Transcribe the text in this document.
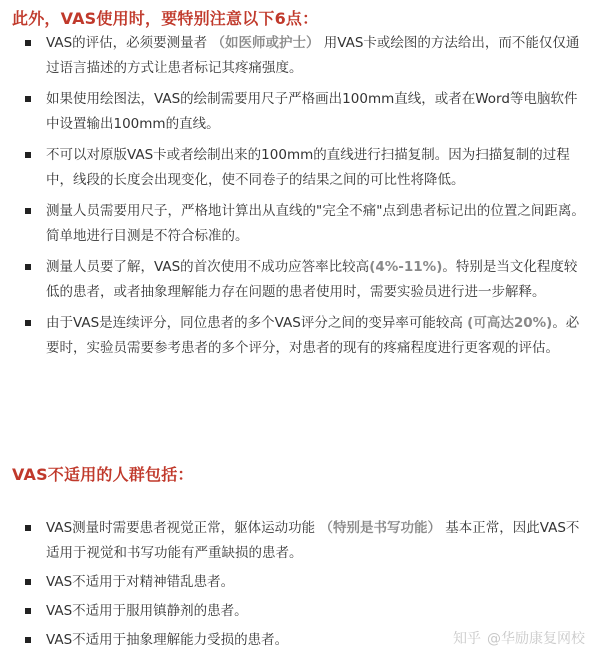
此外，VAS使用时，要特别注意以下6点：
VAS的评估，必须要测量者 （如医师或护士） 用VAS卡或绘图的方法给出，而不能仅仅通过语言描述的方式让患者标记其疼痛强度。
如果使用绘图法，VAS的绘制需要用尺子严格画出100mm直线，或者在Word等电脑软件中设置输出100mm的直线。
不可以对原版VAS卡或者绘制出来的100mm的直线进行扫描复制。因为扫描复制的过程中，线段的长度会出现变化，使不同卷子的结果之间的可比性将降低。
测量人员需要用尺子，严格地计算出从直线的"完全不痛"点到患者标记出的位置之间距离。简单地进行目测是不符合标准的。
测量人员要了解，VAS的首次使用不成功应答率比较高(4%-11%)。特别是当文化程度较低的患者，或者抽象理解能力存在问题的患者使用时，需要实验员进行进一步解释。
由于VAS是连续评分，同位患者的多个VAS评分之间的变异率可能较高 (可高达20%)。必要时，实验员需要参考患者的多个评分，对患者的现有的疼痛程度进行更客观的评估。
VAS不适用的人群包括：
VAS测量时需要患者视觉正常，躯体运动功能 （特别是书写功能） 基本正常，因此VAS不适用于视觉和书写功能有严重缺损的患者。
VAS不适用于对精神错乱患者。
VAS不适用于服用镇静剂的患者。
VAS不适用于抽象理解能力受损的患者。	知乎 @华励康复网校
========
◆ The task ◆
Quote everything in the listing above exactly; pictures are the only thing to omit.

◆ Task response ◆
Transcribe the text in this document.
此外，VAS使用时，要特别注意以下6点：
VAS的评估，必须要测量者 （如医师或护士） 用VAS卡或绘图的方法给出，而不能仅仅通过语言描述的方式让患者标记其疼痛强度。
如果使用绘图法，VAS的绘制需要用尺子严格画出100mm直线，或者在Word等电脑软件中设置输出100mm的直线。
不可以对原版VAS卡或者绘制出来的100mm的直线进行扫描复制。因为扫描复制的过程中，线段的长度会出现变化，使不同卷子的结果之间的可比性将降低。
测量人员需要用尺子，严格地计算出从直线的"完全不痛"点到患者标记出的位置之间距离。简单地进行目测是不符合标准的。
测量人员要了解，VAS的首次使用不成功应答率比较高(4%-11%)。特别是当文化程度较低的患者，或者抽象理解能力存在问题的患者使用时，需要实验员进行进一步解释。
由于VAS是连续评分，同位患者的多个VAS评分之间的变异率可能较高 (可高达20%)。必要时，实验员需要参考患者的多个评分，对患者的现有的疼痛程度进行更客观的评估。
VAS不适用的人群包括：
VAS测量时需要患者视觉正常，躯体运动功能 （特别是书写功能） 基本正常，因此VAS不适用于视觉和书写功能有严重缺损的患者。
VAS不适用于对精神错乱患者。
VAS不适用于服用镇静剂的患者。
VAS不适用于抽象理解能力受损的患者。	知乎 @华励康复网校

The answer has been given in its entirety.